• [WORK TO DO]:
From the listing below, return each line that includes "this".

▬▬▬▬▬▬

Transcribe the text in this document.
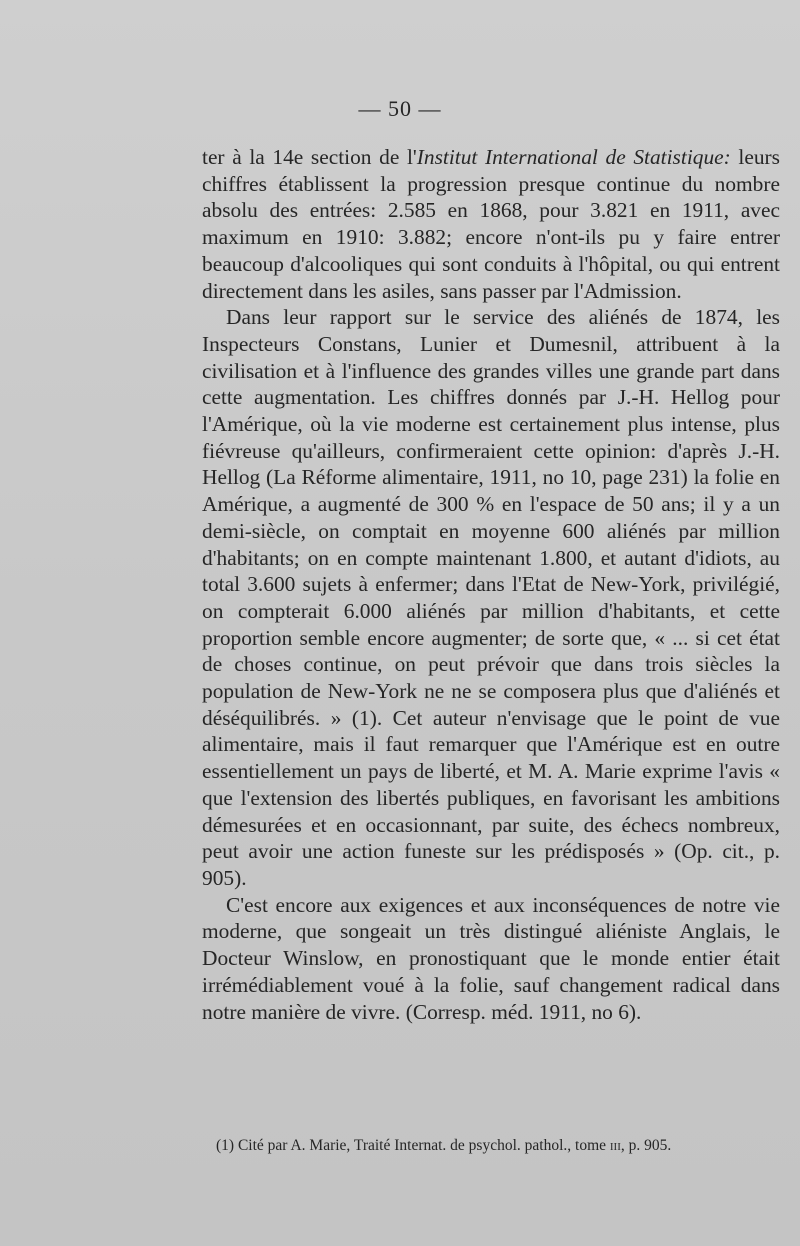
— 50 —

ter à la 14e section de l'Institut International de Statistique: leurs chiffres établissent la progression presque continue du nombre absolu des entrées: 2.585 en 1868, pour 3.821 en 1911, avec maximum en 1910: 3.882; encore n'ont-ils pu y faire entrer beaucoup d'alcooliques qui sont conduits à l'hôpital, ou qui entrent directement dans les asiles, sans passer par l'Admission.

Dans leur rapport sur le service des aliénés de 1874, les Inspecteurs Constans, Lunier et Dumesnil, attribuent à la civilisation et à l'influence des grandes villes une grande part dans cette augmentation. Les chiffres donnés par J.-H. Hellog pour l'Amérique, où la vie moderne est certainement plus intense, plus fiévreuse qu'ailleurs, confirmeraient cette opinion: d'après J.-H. Hellog (La Réforme alimentaire, 1911, no 10, page 231) la folie en Amérique, a augmenté de 300 % en l'espace de 50 ans; il y a un demi-siècle, on comptait en moyenne 600 aliénés par million d'habitants; on en compte maintenant 1.800, et autant d'idiots, au total 3.600 sujets à enfermer; dans l'Etat de New-York, privilégié, on compterait 6.000 aliénés par million d'habitants, et cette proportion semble encore augmenter; de sorte que, « ... si cet état de choses continue, on peut prévoir que dans trois siècles la population de New-York ne ne se composera plus que d'aliénés et déséquilibrés. » (1). Cet auteur n'envisage que le point de vue alimentaire, mais il faut remarquer que l'Amérique est en outre essentiellement un pays de liberté, et M. A. Marie exprime l'avis « que l'extension des libertés publiques, en favorisant les ambitions démesurées et en occasionnant, par suite, des échecs nombreux, peut avoir une action funeste sur les prédisposés » (Op. cit., p. 905).

C'est encore aux exigences et aux inconséquences de notre vie moderne, que songeait un très distingué aliéniste Anglais, le Docteur Winslow, en pronostiquant que le monde entier était irrémédiablement voué à la folie, sauf changement radical dans notre manière de vivre. (Corresp. méd. 1911, no 6).

(1) Cité par A. Marie, Traité Internat. de psychol. pathol., tome iii, p. 905.
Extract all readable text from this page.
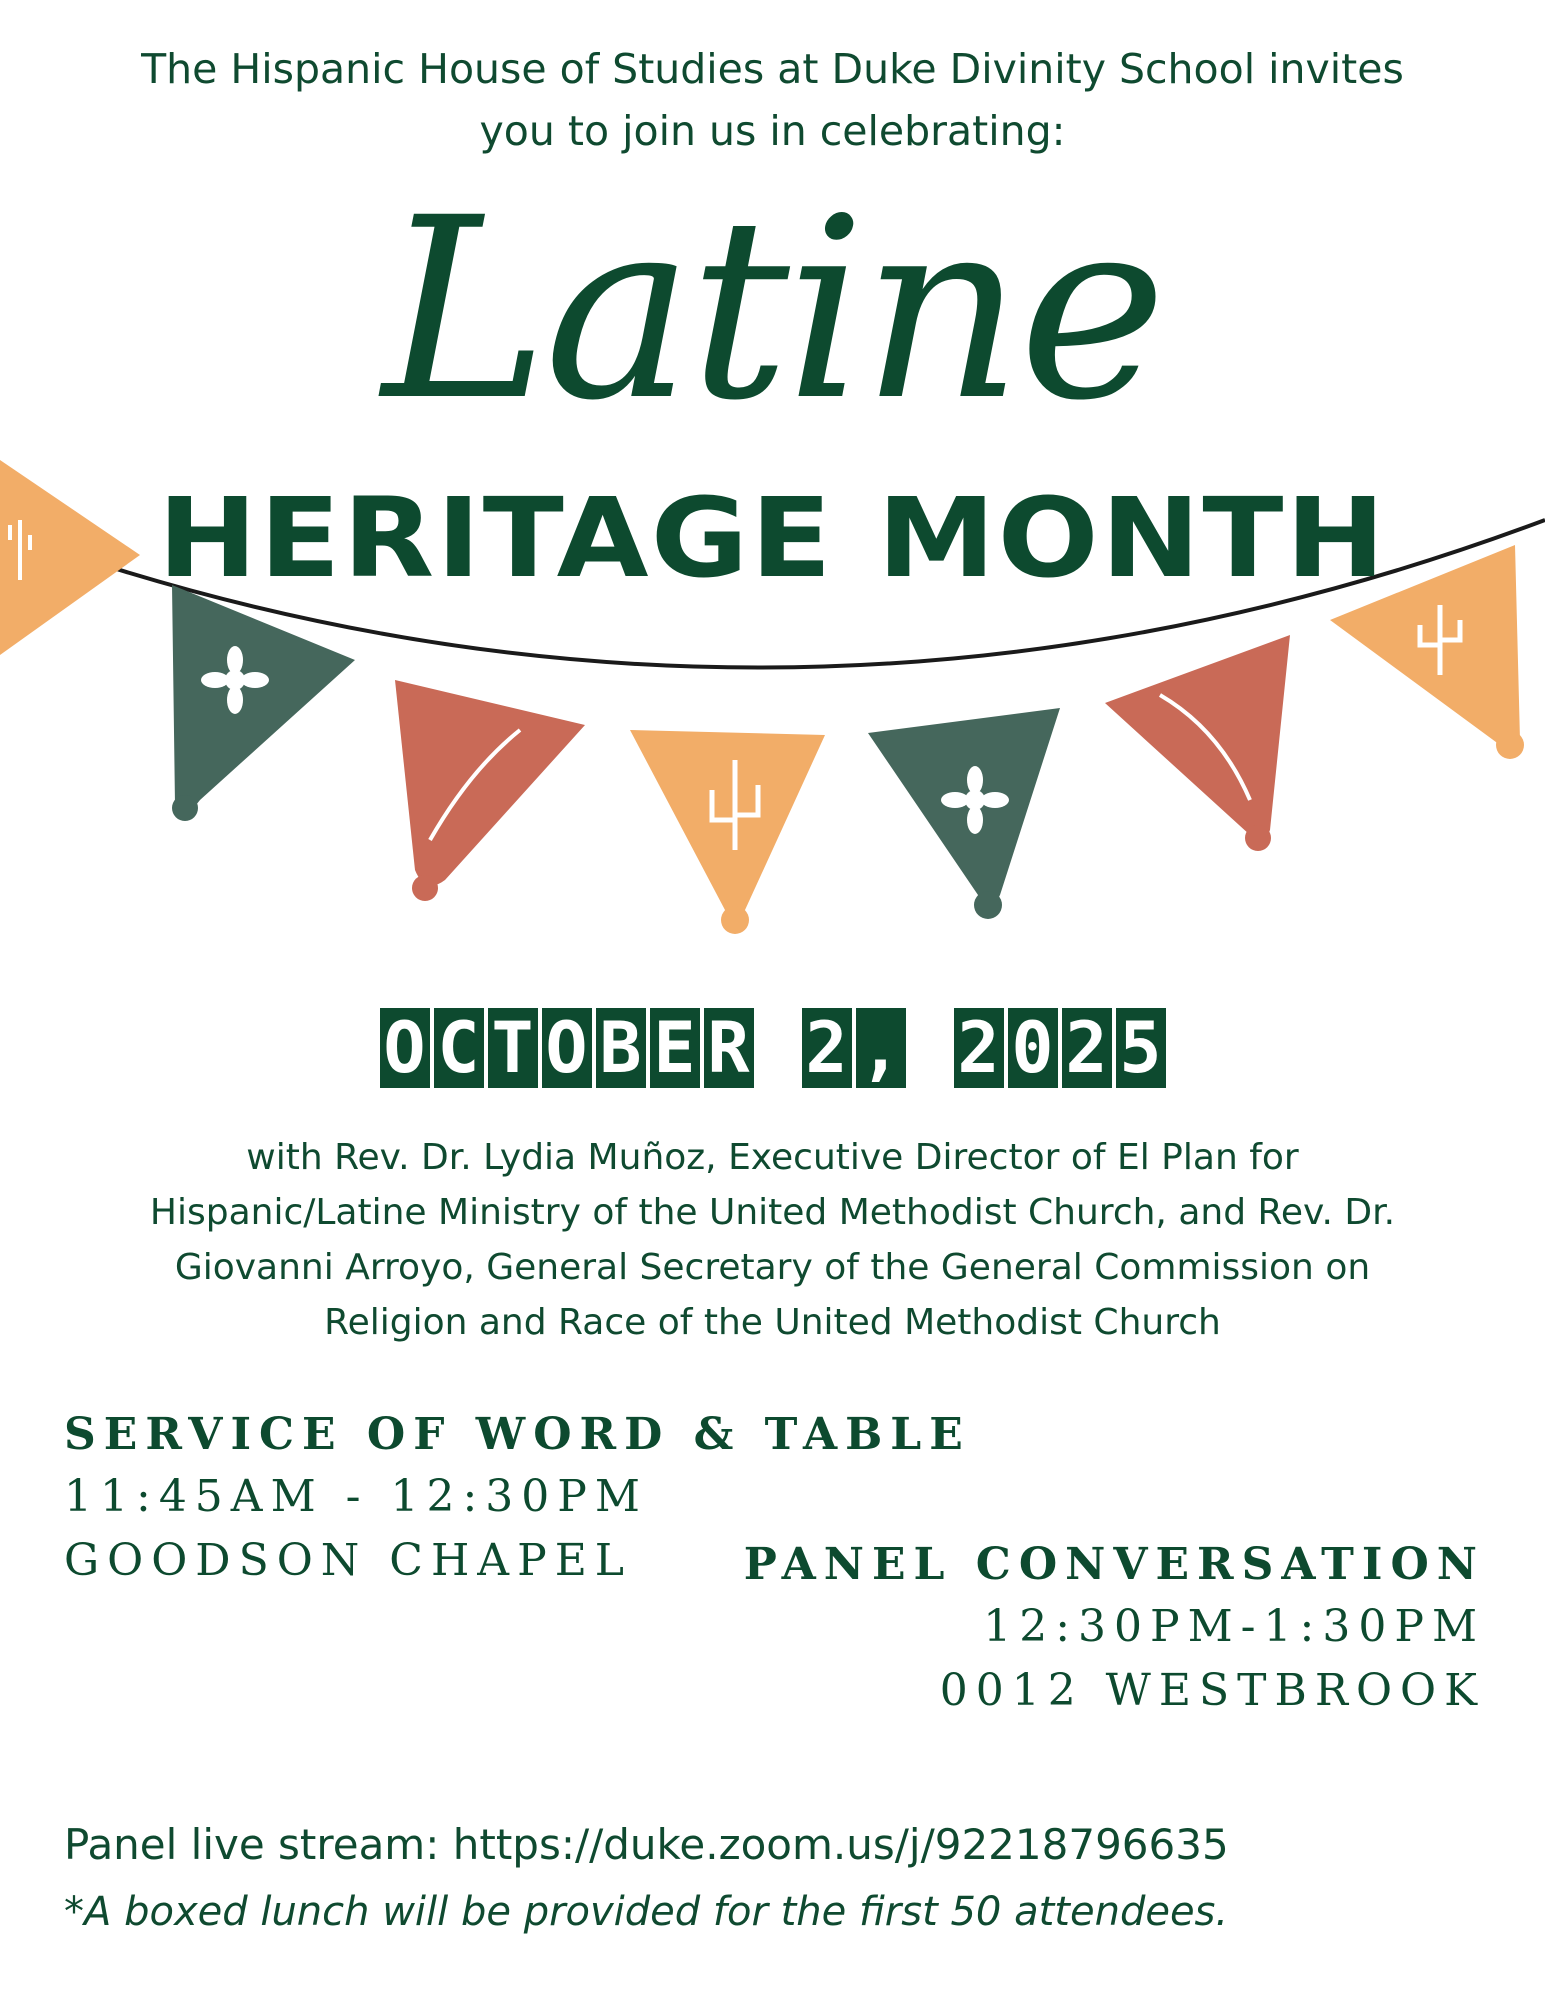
The Hispanic House of Studies at Duke Divinity School invites
you to join us in celebrating:
Latine
HERITAGE MONTH
O C T O B E R 2 , 2 0 2 5
with Rev. Dr. Lydia Muñoz, Executive Director of El Plan for
Hispanic/Latine Ministry of the United Methodist Church, and Rev. Dr.
Giovanni Arroyo, General Secretary of the General Commission on
Religion and Race of the United Methodist Church
SERVICE OF WORD & TABLE
11:45AM - 12:30PM
GOODSON CHAPEL	PANEL CONVERSATION
12:30PM-1:30PM
0012 WESTBROOK
Panel live stream: https://duke.zoom.us/j/92218796635
*A boxed lunch will be provided for the first 50 attendees.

▬▬▬▬▬▬

• [RIGHT ANSWER]:
Transcribe the text in this document.
Extract all readable text from this page.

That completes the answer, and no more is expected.